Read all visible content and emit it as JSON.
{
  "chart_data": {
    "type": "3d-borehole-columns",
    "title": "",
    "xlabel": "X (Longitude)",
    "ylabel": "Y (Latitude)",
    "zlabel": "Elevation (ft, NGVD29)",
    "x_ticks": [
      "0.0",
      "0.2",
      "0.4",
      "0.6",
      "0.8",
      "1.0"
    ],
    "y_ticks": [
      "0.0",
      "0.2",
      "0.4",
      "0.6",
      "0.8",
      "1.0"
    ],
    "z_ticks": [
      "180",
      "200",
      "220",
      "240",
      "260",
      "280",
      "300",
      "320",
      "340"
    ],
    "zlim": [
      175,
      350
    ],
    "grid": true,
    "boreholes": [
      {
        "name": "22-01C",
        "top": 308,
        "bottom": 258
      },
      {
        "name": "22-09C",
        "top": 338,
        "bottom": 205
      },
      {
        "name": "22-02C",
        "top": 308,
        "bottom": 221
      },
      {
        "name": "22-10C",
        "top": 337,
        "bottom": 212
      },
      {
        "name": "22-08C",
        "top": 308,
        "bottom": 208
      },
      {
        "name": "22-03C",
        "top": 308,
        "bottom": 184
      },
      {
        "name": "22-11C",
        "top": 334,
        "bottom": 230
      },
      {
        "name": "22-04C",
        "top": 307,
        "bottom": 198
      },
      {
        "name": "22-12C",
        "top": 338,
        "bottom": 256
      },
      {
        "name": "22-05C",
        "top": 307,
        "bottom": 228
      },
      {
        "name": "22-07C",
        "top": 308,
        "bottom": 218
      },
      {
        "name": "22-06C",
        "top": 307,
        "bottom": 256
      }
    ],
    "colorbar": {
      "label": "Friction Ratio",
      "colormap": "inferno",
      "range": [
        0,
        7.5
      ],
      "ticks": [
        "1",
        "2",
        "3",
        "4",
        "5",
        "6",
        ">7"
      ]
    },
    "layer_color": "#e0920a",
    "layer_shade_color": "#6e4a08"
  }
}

##############################

_Prompt_
Extract the full listing above without alteration.

_Final result_
Read all visible content and emit it as JSON.
{
  "chart_data": {
    "type": "3d-borehole-columns",
    "title": "",
    "xlabel": "X (Longitude)",
    "ylabel": "Y (Latitude)",
    "zlabel": "Elevation (ft, NGVD29)",
    "x_ticks": [
      "0.0",
      "0.2",
      "0.4",
      "0.6",
      "0.8",
      "1.0"
    ],
    "y_ticks": [
      "0.0",
      "0.2",
      "0.4",
      "0.6",
      "0.8",
      "1.0"
    ],
    "z_ticks": [
      "180",
      "200",
      "220",
      "240",
      "260",
      "280",
      "300",
      "320",
      "340"
    ],
    "zlim": [
      175,
      350
    ],
    "grid": true,
    "boreholes": [
      {
        "name": "22-01C",
        "top": 308,
        "bottom": 258
      },
      {
        "name": "22-09C",
        "top": 338,
        "bottom": 205
      },
      {
        "name": "22-02C",
        "top": 308,
        "bottom": 221
      },
      {
        "name": "22-10C",
        "top": 337,
        "bottom": 212
      },
      {
        "name": "22-08C",
        "top": 308,
        "bottom": 208
      },
      {
        "name": "22-03C",
        "top": 308,
        "bottom": 184
      },
      {
        "name": "22-11C",
        "top": 334,
        "bottom": 230
      },
      {
        "name": "22-04C",
        "top": 307,
        "bottom": 198
      },
      {
        "name": "22-12C",
        "top": 338,
        "bottom": 256
      },
      {
        "name": "22-05C",
        "top": 307,
        "bottom": 228
      },
      {
        "name": "22-07C",
        "top": 308,
        "bottom": 218
      },
      {
        "name": "22-06C",
        "top": 307,
        "bottom": 256
      }
    ],
    "colorbar": {
      "label": "Friction Ratio",
      "colormap": "inferno",
      "range": [
        0,
        7.5
      ],
      "ticks": [
        "1",
        "2",
        "3",
        "4",
        "5",
        "6",
        ">7"
      ]
    },
    "layer_color": "#e0920a",
    "layer_shade_color": "#6e4a08"
  }
}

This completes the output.